(Dataset entries)
┌────────
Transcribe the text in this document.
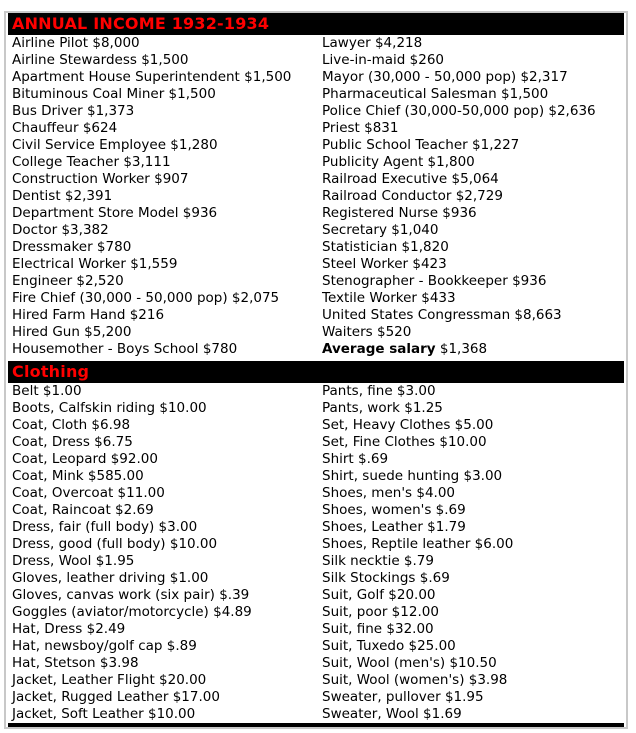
ANNUAL INCOME 1932-1934
Airline Pilot $8,000
Airline Stewardess $1,500
Apartment House Superintendent $1,500
Bituminous Coal Miner $1,500
Bus Driver $1,373
Chauffeur $624
Civil Service Employee $1,280
College Teacher $3,111
Construction Worker $907
Dentist $2,391
Department Store Model $936
Doctor $3,382
Dressmaker $780
Electrical Worker $1,559
Engineer $2,520
Fire Chief (30,000 - 50,000 pop) $2,075
Hired Farm Hand $216
Hired Gun $5,200
Housemother - Boys School $780
Lawyer $4,218
Live-in-maid $260
Mayor (30,000 - 50,000 pop) $2,317
Pharmaceutical Salesman $1,500
Police Chief (30,000-50,000 pop) $2,636
Priest $831
Public School Teacher $1,227
Publicity Agent $1,800
Railroad Executive $5,064
Railroad Conductor $2,729
Registered Nurse $936
Secretary $1,040
Statistician $1,820
Steel Worker $423
Stenographer - Bookkeeper $936
Textile Worker $433
United States Congressman $8,663
Waiters $520
Average salary $1,368
Clothing
Belt $1.00
Boots, Calfskin riding $10.00
Coat, Cloth $6.98
Coat, Dress $6.75
Coat, Leopard $92.00
Coat, Mink $585.00
Coat, Overcoat $11.00
Coat, Raincoat $2.69
Dress, fair (full body) $3.00
Dress, good (full body) $10.00
Dress, Wool $1.95
Gloves, leather driving $1.00
Gloves, canvas work (six pair) $.39
Goggles (aviator/motorcycle) $4.89
Hat, Dress $2.49
Hat, newsboy/golf cap $.89
Hat, Stetson $3.98
Jacket, Leather Flight $20.00
Jacket, Rugged Leather $17.00
Jacket, Soft Leather $10.00
Pants, fine $3.00
Pants, work $1.25
Set, Heavy Clothes $5.00
Set, Fine Clothes $10.00
Shirt $.69
Shirt, suede hunting $3.00
Shoes, men's $4.00
Shoes, women's $.69
Shoes, Leather $1.79
Shoes, Reptile leather $6.00
Silk necktie $.79
Silk Stockings $.69
Suit, Golf $20.00
Suit, poor $12.00
Suit, fine $32.00
Suit, Tuxedo $25.00
Suit, Wool (men's) $10.50
Suit, Wool (women's) $3.98
Sweater, pullover $1.95
Sweater, Wool $1.69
└────────
▸ EXERCISE INSTRUCTIONS: Say how many lines of the data include the string "Teacher". Nothing other than the number should be given.

▸ RESULT OF THE EXERCISE: 2